Task requirements: Omit all images. Write out the rest of the material exactly.

**** Material for the task

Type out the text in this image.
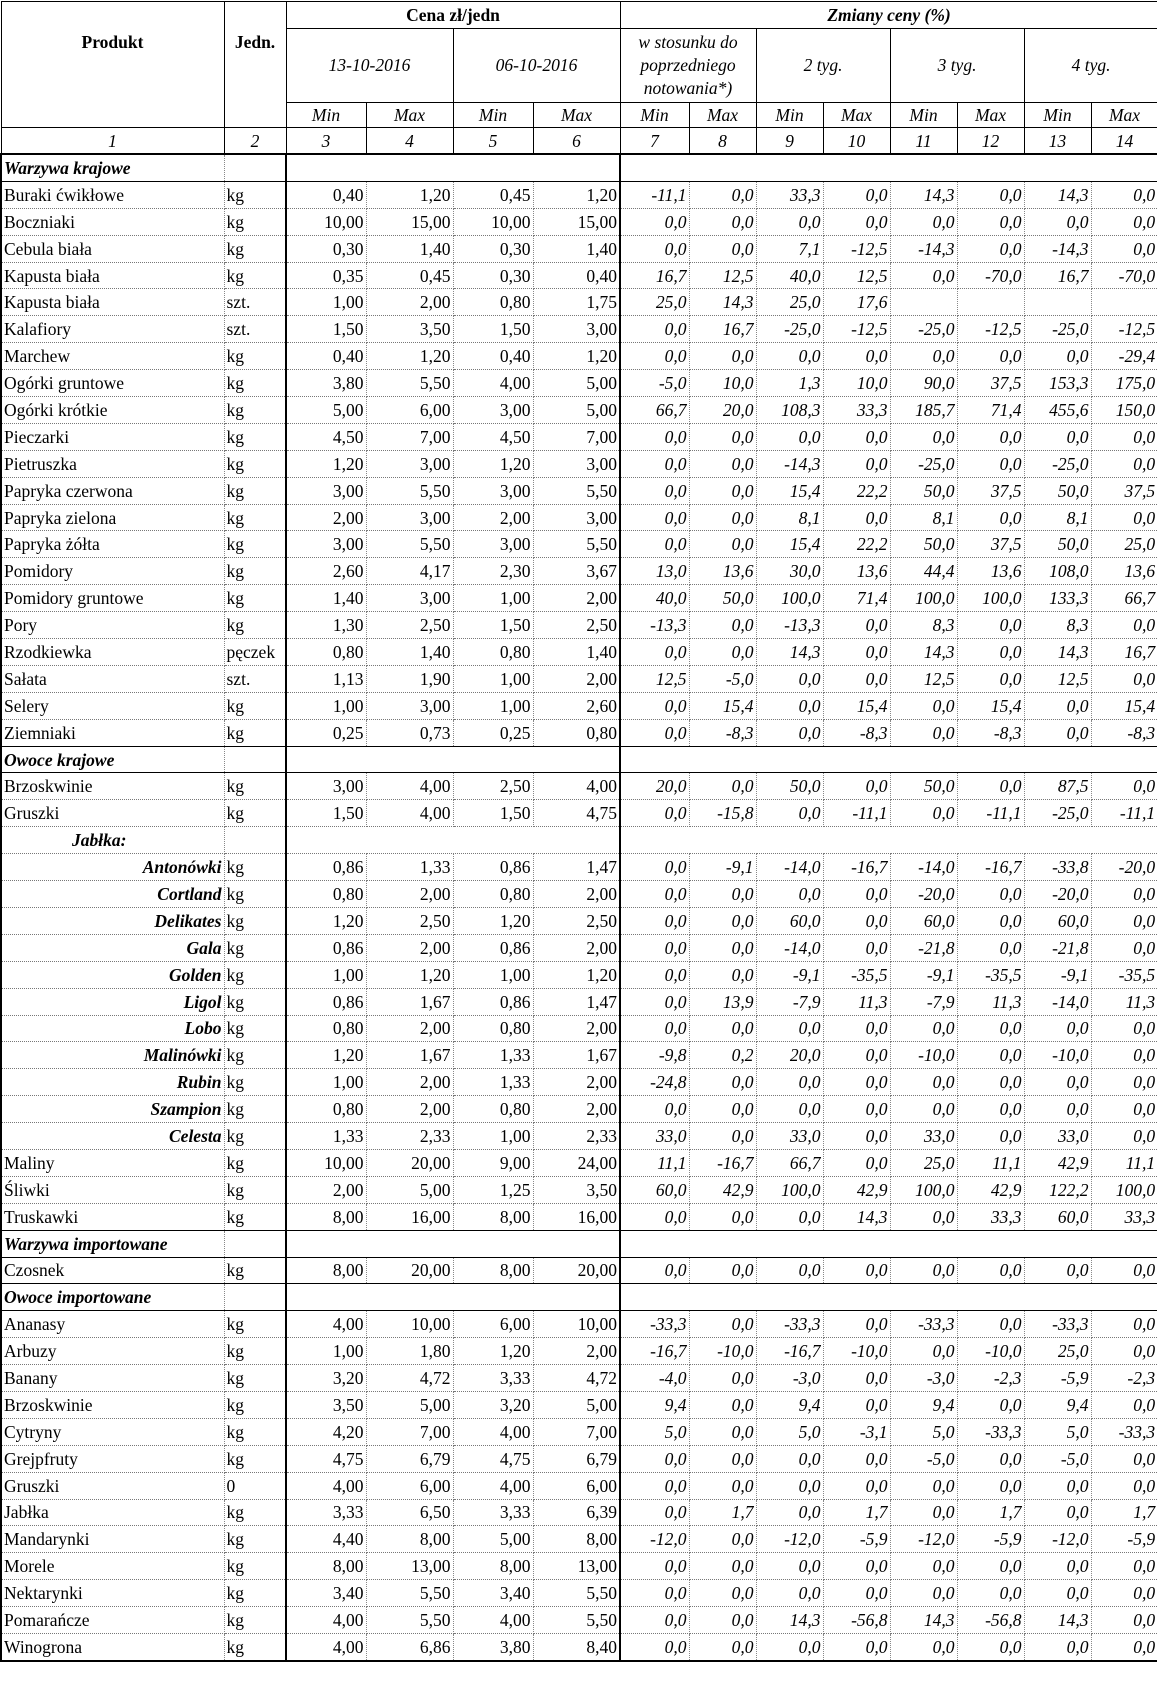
Produkt	Jedn.	Cena zł/jedn				Zmiany ceny (%)							
		13-10-2016		06-10-2016		w stosunku do poprzedniego notowania*)		2 tyg.		3 tyg.		4 tyg.	
		Min	Max	Min	Max	Min	Max	Min	Max	Min	Max	Min	Max
1	2	3	4	5	6	7	8	9	10	11	12	13	14
Warzywa krajowe													
Buraki ćwikłowe	kg	0,40	1,20	0,45	1,20	-11,1	0,0	33,3	0,0	14,3	0,0	14,3	0,0
Boczniaki	kg	10,00	15,00	10,00	15,00	0,0	0,0	0,0	0,0	0,0	0,0	0,0	0,0
Cebula biała	kg	0,30	1,40	0,30	1,40	0,0	0,0	7,1	-12,5	-14,3	0,0	-14,3	0,0
Kapusta biała	kg	0,35	0,45	0,30	0,40	16,7	12,5	40,0	12,5	0,0	-70,0	16,7	-70,0
Kapusta biała	szt.	1,00	2,00	0,80	1,75	25,0	14,3	25,0	17,6				
Kalafiory	szt.	1,50	3,50	1,50	3,00	0,0	16,7	-25,0	-12,5	-25,0	-12,5	-25,0	-12,5
Marchew	kg	0,40	1,20	0,40	1,20	0,0	0,0	0,0	0,0	0,0	0,0	0,0	-29,4
Ogórki gruntowe	kg	3,80	5,50	4,00	5,00	-5,0	10,0	1,3	10,0	90,0	37,5	153,3	175,0
Ogórki krótkie	kg	5,00	6,00	3,00	5,00	66,7	20,0	108,3	33,3	185,7	71,4	455,6	150,0
Pieczarki	kg	4,50	7,00	4,50	7,00	0,0	0,0	0,0	0,0	0,0	0,0	0,0	0,0
Pietruszka	kg	1,20	3,00	1,20	3,00	0,0	0,0	-14,3	0,0	-25,0	0,0	-25,0	0,0
Papryka czerwona	kg	3,00	5,50	3,00	5,50	0,0	0,0	15,4	22,2	50,0	37,5	50,0	37,5
Papryka zielona	kg	2,00	3,00	2,00	3,00	0,0	0,0	8,1	0,0	8,1	0,0	8,1	0,0
Papryka żółta	kg	3,00	5,50	3,00	5,50	0,0	0,0	15,4	22,2	50,0	37,5	50,0	25,0
Pomidory	kg	2,60	4,17	2,30	3,67	13,0	13,6	30,0	13,6	44,4	13,6	108,0	13,6
Pomidory gruntowe	kg	1,40	3,00	1,00	2,00	40,0	50,0	100,0	71,4	100,0	100,0	133,3	66,7
Pory	kg	1,30	2,50	1,50	2,50	-13,3	0,0	-13,3	0,0	8,3	0,0	8,3	0,0
Rzodkiewka	pęczek	0,80	1,40	0,80	1,40	0,0	0,0	14,3	0,0	14,3	0,0	14,3	16,7
Sałata	szt.	1,13	1,90	1,00	2,00	12,5	-5,0	0,0	0,0	12,5	0,0	12,5	0,0
Selery	kg	1,00	3,00	1,00	2,60	0,0	15,4	0,0	15,4	0,0	15,4	0,0	15,4
Ziemniaki	kg	0,25	0,73	0,25	0,80	0,0	-8,3	0,0	-8,3	0,0	-8,3	0,0	-8,3
Owoce krajowe													
Brzoskwinie	kg	3,00	4,00	2,50	4,00	20,0	0,0	50,0	0,0	50,0	0,0	87,5	0,0
Gruszki	kg	1,50	4,00	1,50	4,75	0,0	-15,8	0,0	-11,1	0,0	-11,1	-25,0	-11,1
Jabłka:													
Antonówki	kg	0,86	1,33	0,86	1,47	0,0	-9,1	-14,0	-16,7	-14,0	-16,7	-33,8	-20,0
Cortland	kg	0,80	2,00	0,80	2,00	0,0	0,0	0,0	0,0	-20,0	0,0	-20,0	0,0
Delikates	kg	1,20	2,50	1,20	2,50	0,0	0,0	60,0	0,0	60,0	0,0	60,0	0,0
Gala	kg	0,86	2,00	0,86	2,00	0,0	0,0	-14,0	0,0	-21,8	0,0	-21,8	0,0
Golden	kg	1,00	1,20	1,00	1,20	0,0	0,0	-9,1	-35,5	-9,1	-35,5	-9,1	-35,5
Ligol	kg	0,86	1,67	0,86	1,47	0,0	13,9	-7,9	11,3	-7,9	11,3	-14,0	11,3
Lobo	kg	0,80	2,00	0,80	2,00	0,0	0,0	0,0	0,0	0,0	0,0	0,0	0,0
Malinówki	kg	1,20	1,67	1,33	1,67	-9,8	0,2	20,0	0,0	-10,0	0,0	-10,0	0,0
Rubin	kg	1,00	2,00	1,33	2,00	-24,8	0,0	0,0	0,0	0,0	0,0	0,0	0,0
Szampion	kg	0,80	2,00	0,80	2,00	0,0	0,0	0,0	0,0	0,0	0,0	0,0	0,0
Celesta	kg	1,33	2,33	1,00	2,33	33,0	0,0	33,0	0,0	33,0	0,0	33,0	0,0
Maliny	kg	10,00	20,00	9,00	24,00	11,1	-16,7	66,7	0,0	25,0	11,1	42,9	11,1
Śliwki	kg	2,00	5,00	1,25	3,50	60,0	42,9	100,0	42,9	100,0	42,9	122,2	100,0
Truskawki	kg	8,00	16,00	8,00	16,00	0,0	0,0	0,0	14,3	0,0	33,3	60,0	33,3
Warzywa importowane													
Czosnek	kg	8,00	20,00	8,00	20,00	0,0	0,0	0,0	0,0	0,0	0,0	0,0	0,0
Owoce importowane													
Ananasy	kg	4,00	10,00	6,00	10,00	-33,3	0,0	-33,3	0,0	-33,3	0,0	-33,3	0,0
Arbuzy	kg	1,00	1,80	1,20	2,00	-16,7	-10,0	-16,7	-10,0	0,0	-10,0	25,0	0,0
Banany	kg	3,20	4,72	3,33	4,72	-4,0	0,0	-3,0	0,0	-3,0	-2,3	-5,9	-2,3
Brzoskwinie	kg	3,50	5,00	3,20	5,00	9,4	0,0	9,4	0,0	9,4	0,0	9,4	0,0
Cytryny	kg	4,20	7,00	4,00	7,00	5,0	0,0	5,0	-3,1	5,0	-33,3	5,0	-33,3
Grejpfruty	kg	4,75	6,79	4,75	6,79	0,0	0,0	0,0	0,0	-5,0	0,0	-5,0	0,0
Gruszki	0	4,00	6,00	4,00	6,00	0,0	0,0	0,0	0,0	0,0	0,0	0,0	0,0
Jabłka	kg	3,33	6,50	3,33	6,39	0,0	1,7	0,0	1,7	0,0	1,7	0,0	1,7
Mandarynki	kg	4,40	8,00	5,00	8,00	-12,0	0,0	-12,0	-5,9	-12,0	-5,9	-12,0	-5,9
Morele	kg	8,00	13,00	8,00	13,00	0,0	0,0	0,0	0,0	0,0	0,0	0,0	0,0
Nektarynki	kg	3,40	5,50	3,40	5,50	0,0	0,0	0,0	0,0	0,0	0,0	0,0	0,0
Pomarańcze	kg	4,00	5,50	4,00	5,50	0,0	0,0	14,3	-56,8	14,3	-56,8	14,3	0,0
Winogrona	kg	4,00	6,86	3,80	8,40	0,0	0,0	0,0	0,0	0,0	0,0	0,0	0,0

********

Exercise solution:
Type out the text in this image.
Produkt	Jedn.	Cena zł/jedn				Zmiany ceny (%)							
		13-10-2016		06-10-2016		w stosunku do poprzedniego notowania*)		2 tyg.		3 tyg.		4 tyg.	
		Min	Max	Min	Max	Min	Max	Min	Max	Min	Max	Min	Max
1	2	3	4	5	6	7	8	9	10	11	12	13	14
Warzywa krajowe													
Buraki ćwikłowe	kg	0,40	1,20	0,45	1,20	-11,1	0,0	33,3	0,0	14,3	0,0	14,3	0,0
Boczniaki	kg	10,00	15,00	10,00	15,00	0,0	0,0	0,0	0,0	0,0	0,0	0,0	0,0
Cebula biała	kg	0,30	1,40	0,30	1,40	0,0	0,0	7,1	-12,5	-14,3	0,0	-14,3	0,0
Kapusta biała	kg	0,35	0,45	0,30	0,40	16,7	12,5	40,0	12,5	0,0	-70,0	16,7	-70,0
Kapusta biała	szt.	1,00	2,00	0,80	1,75	25,0	14,3	25,0	17,6				
Kalafiory	szt.	1,50	3,50	1,50	3,00	0,0	16,7	-25,0	-12,5	-25,0	-12,5	-25,0	-12,5
Marchew	kg	0,40	1,20	0,40	1,20	0,0	0,0	0,0	0,0	0,0	0,0	0,0	-29,4
Ogórki gruntowe	kg	3,80	5,50	4,00	5,00	-5,0	10,0	1,3	10,0	90,0	37,5	153,3	175,0
Ogórki krótkie	kg	5,00	6,00	3,00	5,00	66,7	20,0	108,3	33,3	185,7	71,4	455,6	150,0
Pieczarki	kg	4,50	7,00	4,50	7,00	0,0	0,0	0,0	0,0	0,0	0,0	0,0	0,0
Pietruszka	kg	1,20	3,00	1,20	3,00	0,0	0,0	-14,3	0,0	-25,0	0,0	-25,0	0,0
Papryka czerwona	kg	3,00	5,50	3,00	5,50	0,0	0,0	15,4	22,2	50,0	37,5	50,0	37,5
Papryka zielona	kg	2,00	3,00	2,00	3,00	0,0	0,0	8,1	0,0	8,1	0,0	8,1	0,0
Papryka żółta	kg	3,00	5,50	3,00	5,50	0,0	0,0	15,4	22,2	50,0	37,5	50,0	25,0
Pomidory	kg	2,60	4,17	2,30	3,67	13,0	13,6	30,0	13,6	44,4	13,6	108,0	13,6
Pomidory gruntowe	kg	1,40	3,00	1,00	2,00	40,0	50,0	100,0	71,4	100,0	100,0	133,3	66,7
Pory	kg	1,30	2,50	1,50	2,50	-13,3	0,0	-13,3	0,0	8,3	0,0	8,3	0,0
Rzodkiewka	pęczek	0,80	1,40	0,80	1,40	0,0	0,0	14,3	0,0	14,3	0,0	14,3	16,7
Sałata	szt.	1,13	1,90	1,00	2,00	12,5	-5,0	0,0	0,0	12,5	0,0	12,5	0,0
Selery	kg	1,00	3,00	1,00	2,60	0,0	15,4	0,0	15,4	0,0	15,4	0,0	15,4
Ziemniaki	kg	0,25	0,73	0,25	0,80	0,0	-8,3	0,0	-8,3	0,0	-8,3	0,0	-8,3
Owoce krajowe													
Brzoskwinie	kg	3,00	4,00	2,50	4,00	20,0	0,0	50,0	0,0	50,0	0,0	87,5	0,0
Gruszki	kg	1,50	4,00	1,50	4,75	0,0	-15,8	0,0	-11,1	0,0	-11,1	-25,0	-11,1
Jabłka:													
Antonówki	kg	0,86	1,33	0,86	1,47	0,0	-9,1	-14,0	-16,7	-14,0	-16,7	-33,8	-20,0
Cortland	kg	0,80	2,00	0,80	2,00	0,0	0,0	0,0	0,0	-20,0	0,0	-20,0	0,0
Delikates	kg	1,20	2,50	1,20	2,50	0,0	0,0	60,0	0,0	60,0	0,0	60,0	0,0
Gala	kg	0,86	2,00	0,86	2,00	0,0	0,0	-14,0	0,0	-21,8	0,0	-21,8	0,0
Golden	kg	1,00	1,20	1,00	1,20	0,0	0,0	-9,1	-35,5	-9,1	-35,5	-9,1	-35,5
Ligol	kg	0,86	1,67	0,86	1,47	0,0	13,9	-7,9	11,3	-7,9	11,3	-14,0	11,3
Lobo	kg	0,80	2,00	0,80	2,00	0,0	0,0	0,0	0,0	0,0	0,0	0,0	0,0
Malinówki	kg	1,20	1,67	1,33	1,67	-9,8	0,2	20,0	0,0	-10,0	0,0	-10,0	0,0
Rubin	kg	1,00	2,00	1,33	2,00	-24,8	0,0	0,0	0,0	0,0	0,0	0,0	0,0
Szampion	kg	0,80	2,00	0,80	2,00	0,0	0,0	0,0	0,0	0,0	0,0	0,0	0,0
Celesta	kg	1,33	2,33	1,00	2,33	33,0	0,0	33,0	0,0	33,0	0,0	33,0	0,0
Maliny	kg	10,00	20,00	9,00	24,00	11,1	-16,7	66,7	0,0	25,0	11,1	42,9	11,1
Śliwki	kg	2,00	5,00	1,25	3,50	60,0	42,9	100,0	42,9	100,0	42,9	122,2	100,0
Truskawki	kg	8,00	16,00	8,00	16,00	0,0	0,0	0,0	14,3	0,0	33,3	60,0	33,3
Warzywa importowane													
Czosnek	kg	8,00	20,00	8,00	20,00	0,0	0,0	0,0	0,0	0,0	0,0	0,0	0,0
Owoce importowane													
Ananasy	kg	4,00	10,00	6,00	10,00	-33,3	0,0	-33,3	0,0	-33,3	0,0	-33,3	0,0
Arbuzy	kg	1,00	1,80	1,20	2,00	-16,7	-10,0	-16,7	-10,0	0,0	-10,0	25,0	0,0
Banany	kg	3,20	4,72	3,33	4,72	-4,0	0,0	-3,0	0,0	-3,0	-2,3	-5,9	-2,3
Brzoskwinie	kg	3,50	5,00	3,20	5,00	9,4	0,0	9,4	0,0	9,4	0,0	9,4	0,0
Cytryny	kg	4,20	7,00	4,00	7,00	5,0	0,0	5,0	-3,1	5,0	-33,3	5,0	-33,3
Grejpfruty	kg	4,75	6,79	4,75	6,79	0,0	0,0	0,0	0,0	-5,0	0,0	-5,0	0,0
Gruszki	0	4,00	6,00	4,00	6,00	0,0	0,0	0,0	0,0	0,0	0,0	0,0	0,0
Jabłka	kg	3,33	6,50	3,33	6,39	0,0	1,7	0,0	1,7	0,0	1,7	0,0	1,7
Mandarynki	kg	4,40	8,00	5,00	8,00	-12,0	0,0	-12,0	-5,9	-12,0	-5,9	-12,0	-5,9
Morele	kg	8,00	13,00	8,00	13,00	0,0	0,0	0,0	0,0	0,0	0,0	0,0	0,0
Nektarynki	kg	3,40	5,50	3,40	5,50	0,0	0,0	0,0	0,0	0,0	0,0	0,0	0,0
Pomarańcze	kg	4,00	5,50	4,00	5,50	0,0	0,0	14,3	-56,8	14,3	-56,8	14,3	0,0
Winogrona	kg	4,00	6,86	3,80	8,40	0,0	0,0	0,0	0,0	0,0	0,0	0,0	0,0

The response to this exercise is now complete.